┌─ EXTRACT TO READ
You are viewing a plain text version of this content. The canonical link for it is here.

Posted to user@cassandra.apache.org by Matt Kennedy <st...@gmail.com> on 2011/02/23 23:31:10 UTC

map reduce job over indexed range of keys

Let me start out by saying that I think I'm going to have to write a patch
to get what I want, but I'm fine with that.  I just wanted to check here
first to make sure that I'm not missing something obvious.

I'd like to be able to run a MapReduce job that takes a value in an indexed
column as a parameter, and use that to select the data that the MapReduce
job operates on.  Right now, it looks like this isn't possible because
org.apache.cassandra.hadoop.ColumnFamilyRecordReader will only fetch data
with get_range_slices, not get_indexed_slices.

An example might be useful.  Let's say I want to run a map reduce job over
all the data for a particular country.  Right now I can do this in Map
Reduce by simply discarding all the data that is not from the country I want
to process on. I suspect it will be faster if I can reduce the size of the
Map Reduce job by only selecting the data I want by using secondary indexes
in Cassandra.

So, first question: Am I wrong?  Is there some clever way to enable the
behavior I'm looking for (without modifying the cassandra codebase)?

Second question: If I'm not wrong, should I open a JIRA issue for this and
start coding up this feature?
└─
┌─ MATERIAL
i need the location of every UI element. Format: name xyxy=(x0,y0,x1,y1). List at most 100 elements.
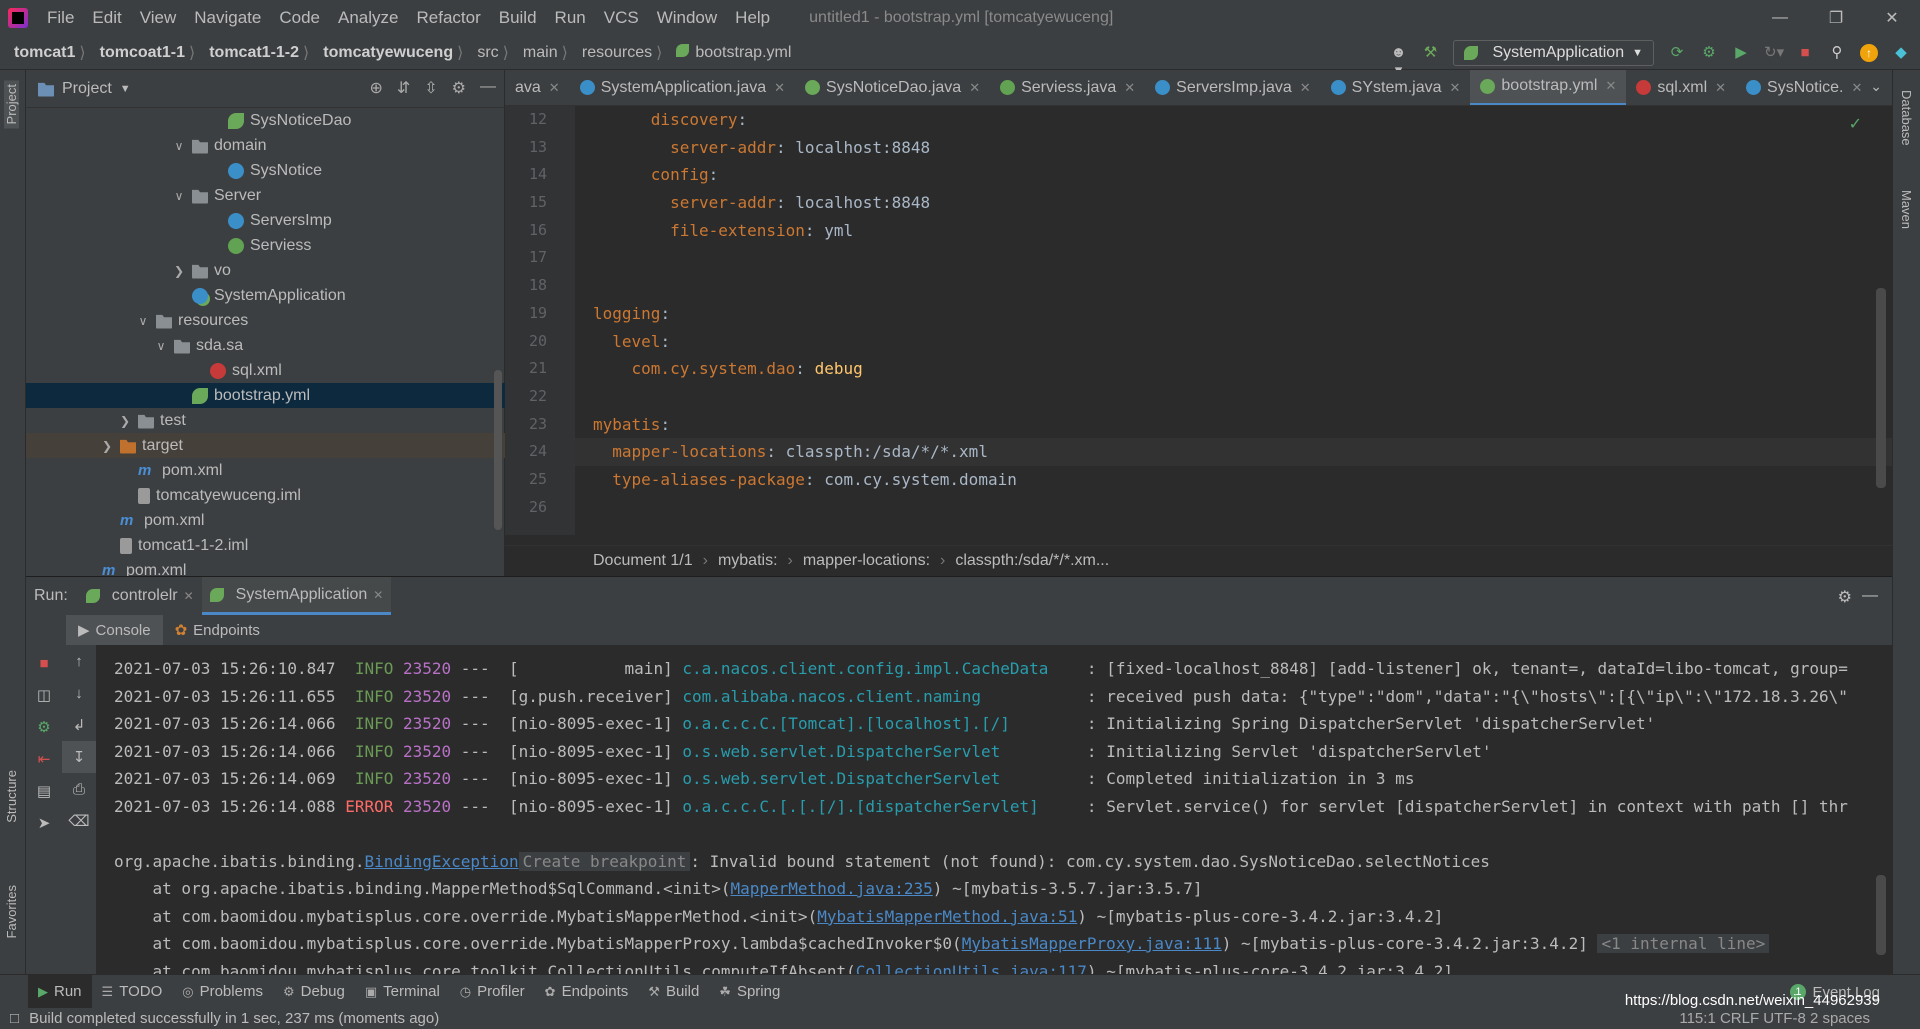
└─
◆ YOUR OBJECTIVE
According to the mailing list post, which call is the only one ColumnFamilyRecordReader uses to fetch data? The listing has nothing to do with the mailing list post.

◆ REPLY
get_range_slices, not get_indexed_slices.